> Passage
--

EC2 Instance Types Explained: Families, Sizes, and How to Choose the Right One
An EC2 instance type determines the CPU, RAM, storage, and network available to your virtual machine. Picking the right one matters. Not because you cannot change it later, but because the right starting point saves you time debugging performance problems and money on a bill that grows every hour.
Think of it like renting a vehicle. You first choose the category (compact, SUV, truck) based on the job, then you choose the size within that category. EC2 families work the same way: pick the right family for your workload type, then size up or down based on how much of those resources you need.
- T-family for low-cost bursty workloads (dev, low-traffic sites)
- M-family for steady general-purpose workloads (app servers, APIs)
- C-family for CPU-heavy workloads (encoding, batch processing)
- R-family for memory-heavy workloads (Redis, large databases, Spark)
- Storage-optimised and GPU families only when the workload clearly needs them
EC2 instance types in one simple explanation
When you launch an EC2 instance, you are renting a virtual machine. The instance type is the specification sheet for that machine: it controls how fast the CPU is, how much RAM you get, what storage is attached, and how much network bandwidth is available.
AWS groups instance types into families based on what they are optimised for, and within each family there are sizes that let you scale up or down while keeping the same resource ratio.
Simple rule of thumb:
- You are running a web server or API: start with T or M family.
- Your app spends most of its time in computation (encoding, compiling, math): try C family.
- Your app loads a large dataset into memory (Redis, in-memory DB, Spark): try R family.
- You need fast local disk I/O (NoSQL, OLTP): try I family.
- You are training or running ML models: try G or P family.
- You are unsure: start with
t3.mediumorm7i.large, monitor for a week, and resize.

--

> Requirements
[1] According to the EC2 instance types guide, which family should be used for CPU-heavy workloads such as encoding?
[2] Summarize the EC2 instance types guide in two sentences.
[3] List every instance family that the "Simple rule of thumb" section of the EC2 instance types guide names by letter.

(Element placement data)
--

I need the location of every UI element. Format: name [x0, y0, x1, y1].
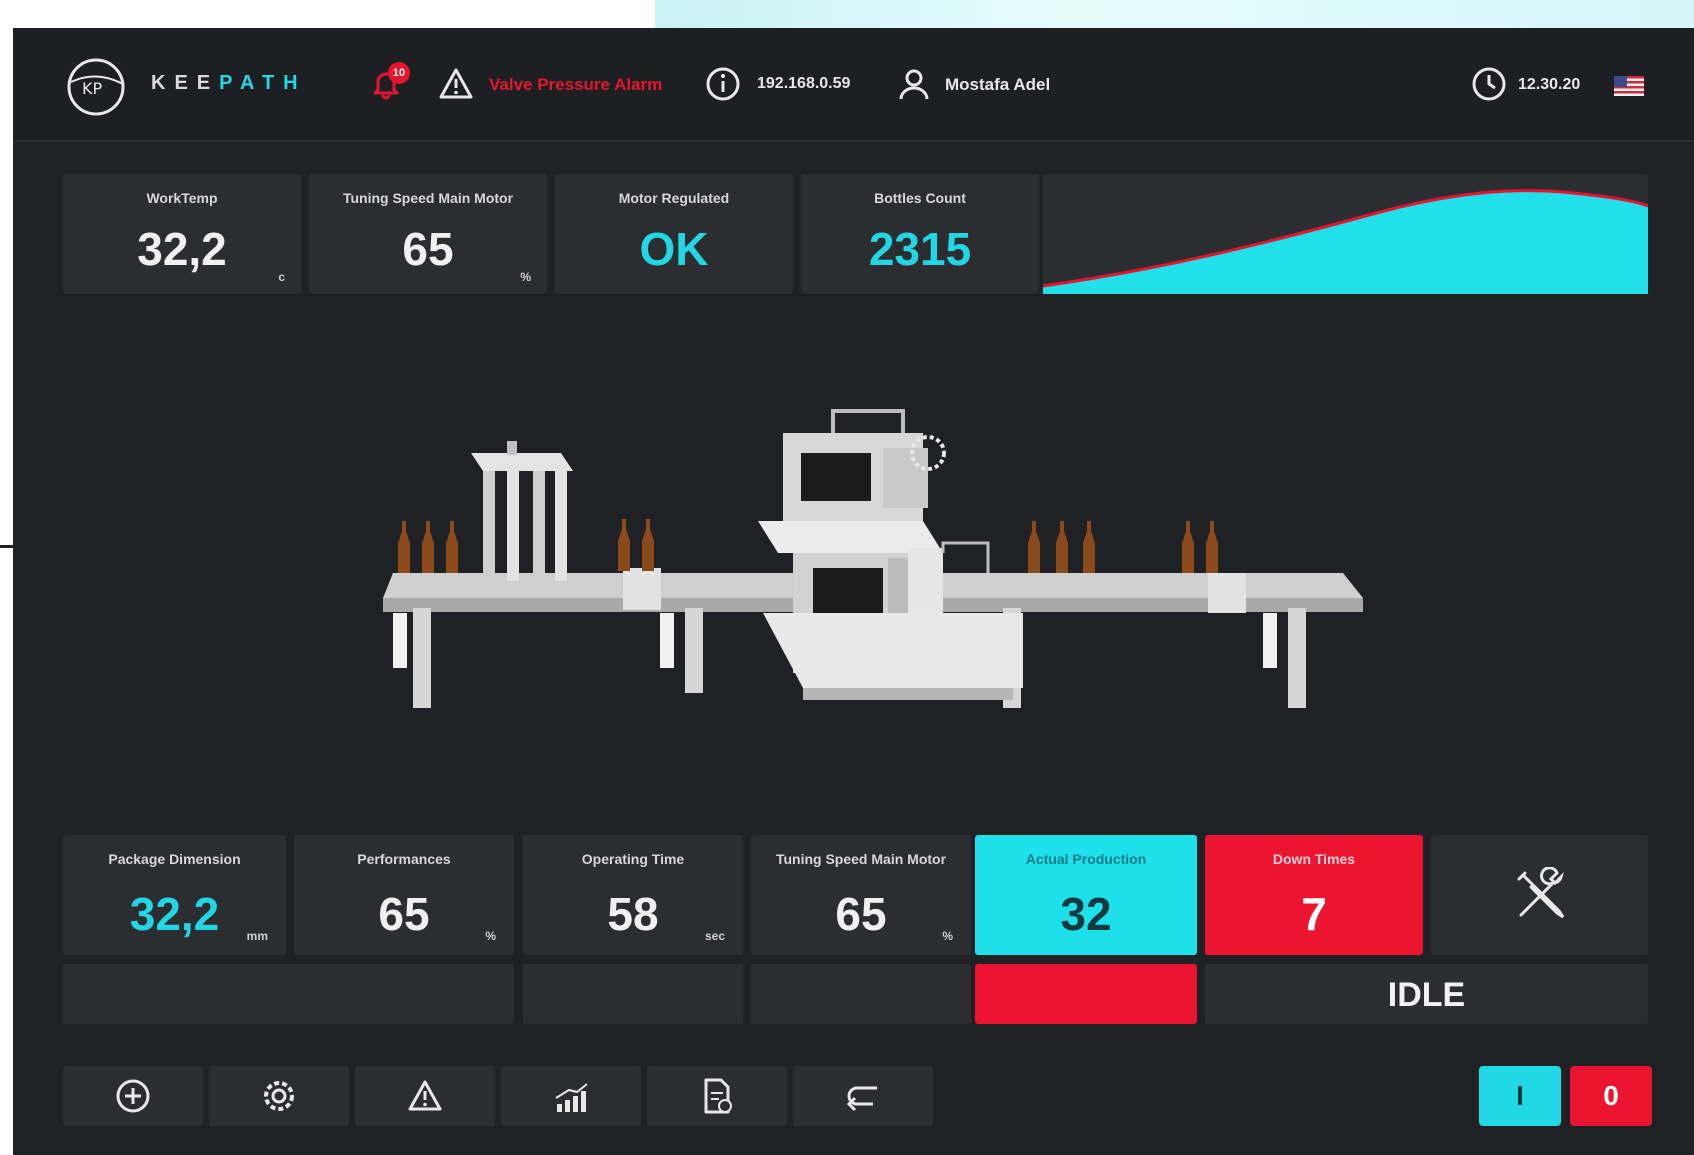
- trend-chart: [1042, 174, 1649, 294]
- status-bar-3: [751, 964, 971, 1024]
- status-bar-alarm: [975, 964, 1197, 1024]
- start-switch[interactable]: I: [1479, 1066, 1561, 1126]
- operating-time-card: Operating Time 58 sec: [523, 835, 743, 955]
- clock-icon: [1472, 67, 1506, 101]
- card-label: Down Times: [1272, 851, 1356, 867]
- tools-icon: [1517, 867, 1565, 919]
- back-button[interactable]: [793, 1066, 933, 1126]
- add-icon: [116, 1079, 150, 1113]
- card-label: Actual Production: [1025, 851, 1147, 867]
- card-unit: %: [942, 929, 953, 943]
- edge-mark: [0, 545, 14, 548]
- alarms-button[interactable]: [355, 1066, 495, 1126]
- flag-icon[interactable]: [1614, 76, 1644, 96]
- header-bar: KP KEEPATH 10 Valve Pressure Alarm 192.1…: [13, 28, 1694, 142]
- user-icon: [899, 69, 929, 100]
- card-unit: mm: [246, 929, 268, 943]
- clock-time: 12.30.20: [1518, 76, 1581, 93]
- card-unit: %: [485, 929, 496, 943]
- warning-icon: [408, 1080, 442, 1111]
- card-value: 2315: [868, 223, 972, 275]
- tuning-speed-card: Tuning Speed Main Motor 65 %: [309, 174, 547, 294]
- statistics-button[interactable]: [501, 1066, 641, 1126]
- notification-badge: 10: [388, 62, 410, 84]
- status-bar-2: [523, 964, 743, 1024]
- stop-switch[interactable]: 0: [1570, 1066, 1652, 1126]
- card-value: OK: [639, 223, 709, 275]
- card-label: Performances: [357, 851, 451, 867]
- motor-regulated-card: Motor Regulated OK: [555, 174, 793, 294]
- card-label: Tuning Speed Main Motor: [342, 190, 514, 206]
- package-dimension-card: Package Dimension 32,2 mm: [63, 835, 286, 955]
- card-value: 7: [1301, 888, 1327, 940]
- back-icon: [846, 1086, 877, 1112]
- logo-text: KEEPATH: [151, 72, 307, 94]
- card-unit: %: [520, 270, 531, 284]
- card-label: Bottles Count: [874, 190, 966, 206]
- card-value: 65: [402, 223, 454, 275]
- card-label: Package Dimension: [108, 851, 241, 867]
- status-bar-1: [63, 964, 514, 1024]
- tuning-speed-card-bottom: Tuning Speed Main Motor 65 %: [751, 835, 971, 955]
- add-button[interactable]: [63, 1066, 203, 1126]
- report-icon: [704, 1078, 732, 1114]
- ip-address: 192.168.0.59: [757, 75, 851, 92]
- maintenance-button[interactable]: [1431, 835, 1648, 955]
- card-label: WorkTemp: [146, 190, 218, 206]
- report-button[interactable]: [647, 1066, 787, 1126]
- user-name[interactable]: Mostafa Adel: [945, 75, 1050, 95]
- settings-icon: [264, 1081, 294, 1111]
- card-value: 32,2: [137, 223, 227, 275]
- background-strip: [655, 0, 1694, 28]
- bottles-count-card: Bottles Count 2315: [801, 174, 1039, 294]
- card-label: Operating Time: [581, 851, 685, 867]
- down-times-card: Down Times 7: [1205, 835, 1423, 955]
- worktemp-card: WorkTemp 32,2 c: [63, 174, 301, 294]
- card-value: 65: [378, 888, 430, 940]
- chart-icon: [555, 1083, 588, 1112]
- machine-state-bar: IDLE: [1205, 964, 1648, 1024]
- card-unit: sec: [704, 929, 725, 943]
- performances-card: Performances 65 %: [294, 835, 514, 955]
- bottling-machine-illustration: [383, 409, 1363, 708]
- info-icon: [706, 67, 740, 101]
- hmi-panel: KP KEEPATH 10 Valve Pressure Alarm 192.1…: [13, 28, 1694, 1155]
- actual-production-card: Actual Production 32: [975, 835, 1197, 955]
- trend-area: [1042, 189, 1649, 294]
- settings-button[interactable]: [209, 1066, 349, 1126]
- card-label: Motor Regulated: [618, 190, 730, 206]
- card-value: 32: [1060, 888, 1112, 940]
- card-value: 65: [835, 888, 887, 940]
- logo-icon: KP: [67, 58, 125, 116]
- machine-state: IDLE: [1387, 976, 1466, 1014]
- svg-text:KP: KP: [82, 79, 102, 98]
- alarm-text[interactable]: Valve Pressure Alarm: [489, 75, 662, 95]
- card-label: Tuning Speed Main Motor: [775, 851, 947, 867]
- card-unit: c: [278, 270, 285, 284]
- warning-icon: [439, 68, 473, 99]
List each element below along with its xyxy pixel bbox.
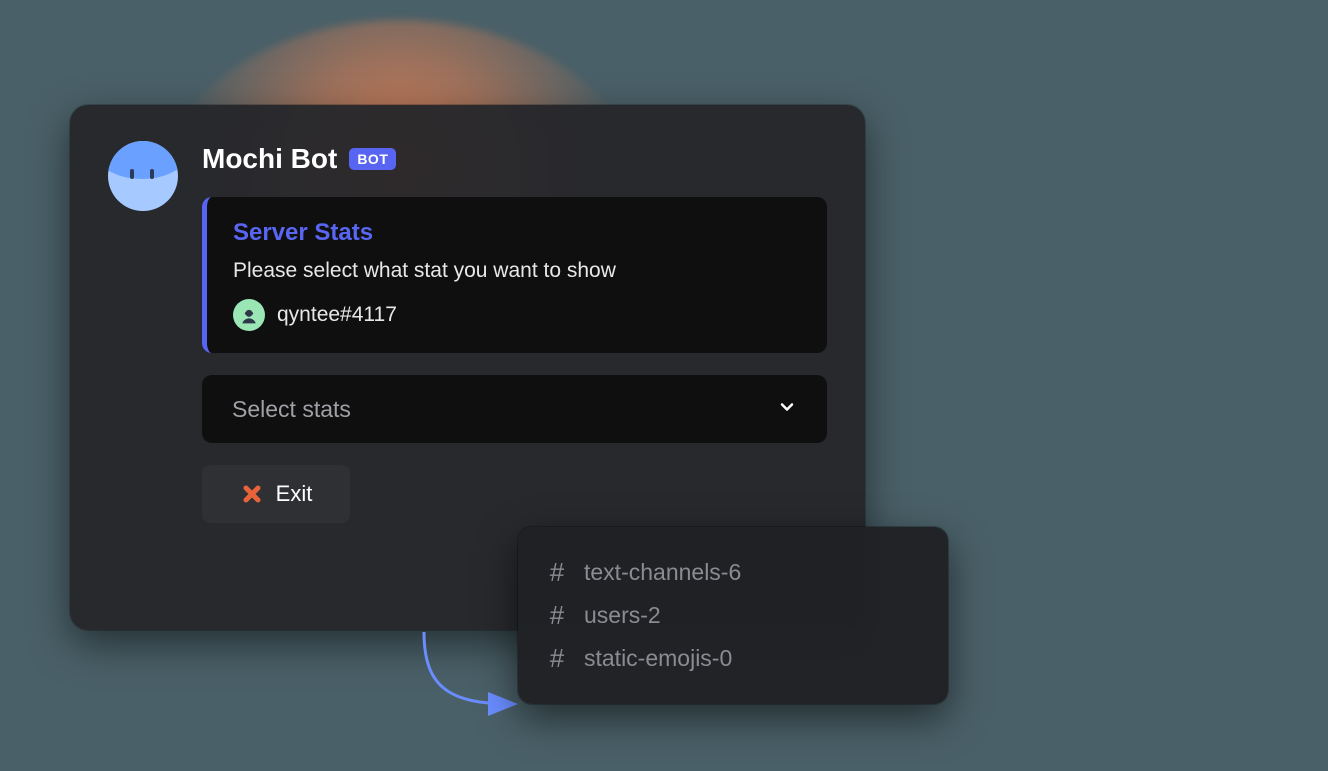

--

> Written answers
[1] The C-family.

[2] An EC2 instance type sets the CPU, RAM, storage, and network bandwidth of a rented virtual machine, and AWS groups these types into families by what they are optimized for, with sizes inside each family. Choosing the right family for the workload and then the right size saves time on performance problems and money on the bill.

[3] T, M, C, R, I, G, P